EXERCISE PROMPT
Omit the pictures, please, and give each record below again exactly.

(Dataset entries)
· · · · · · ·

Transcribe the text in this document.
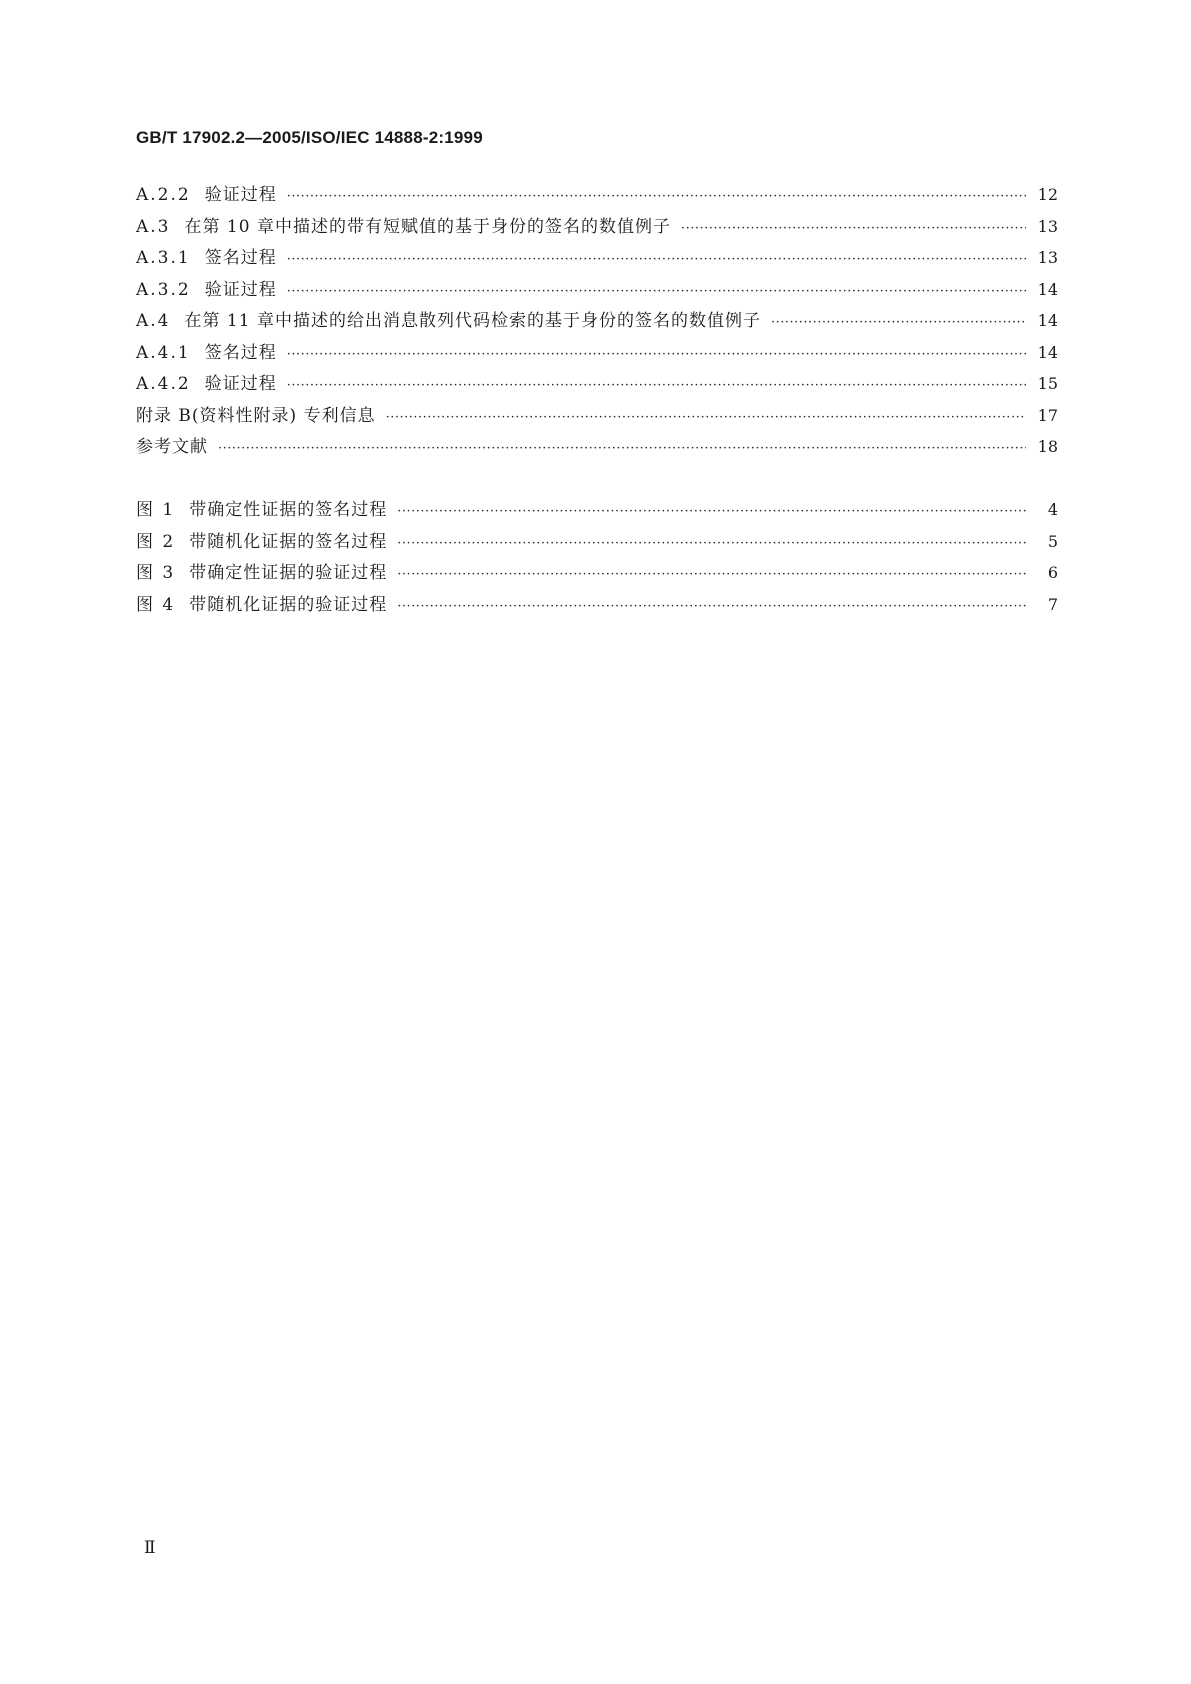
GB/T 17902.2—2005/ISO/IEC 14888-2:1999
A.2.2 验证过程 ·····	12
A.3 在第 10 章中描述的带有短赋值的基于身份的签名的数值例子 ·····	13
A.3.1 签名过程 ·····	13
A.3.2 验证过程 ·····	14
A.4 在第 11 章中描述的给出消息散列代码检索的基于身份的签名的数值例子 ·····	14
A.4.1 签名过程 ·····	14
A.4.2 验证过程 ·····	15
附录 B(资料性附录) 专利信息 ·····	17
参考文献 ·····	18
图 1 带确定性证据的签名过程 ·····	4
图 2 带随机化证据的签名过程 ·····	5
图 3 带确定性证据的验证过程 ·····	6
图 4 带随机化证据的验证过程 ·····	7
Ⅱ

· · · · · · ·

RESULT OF THIS EXERCISE
Transcribe the text in this document.
GB/T 17902.2—2005/ISO/IEC 14888-2:1999
A.2.2 验证过程 ·····	12
A.3 在第 10 章中描述的带有短赋值的基于身份的签名的数值例子 ·····	13
A.3.1 签名过程 ·····	13
A.3.2 验证过程 ·····	14
A.4 在第 11 章中描述的给出消息散列代码检索的基于身份的签名的数值例子 ·····	14
A.4.1 签名过程 ·····	14
A.4.2 验证过程 ·····	15
附录 B(资料性附录) 专利信息 ·····	17
参考文献 ·····	18
图 1 带确定性证据的签名过程 ·····	4
图 2 带随机化证据的签名过程 ·····	5
图 3 带确定性证据的验证过程 ·····	6
图 4 带随机化证据的验证过程 ·····	7
Ⅱ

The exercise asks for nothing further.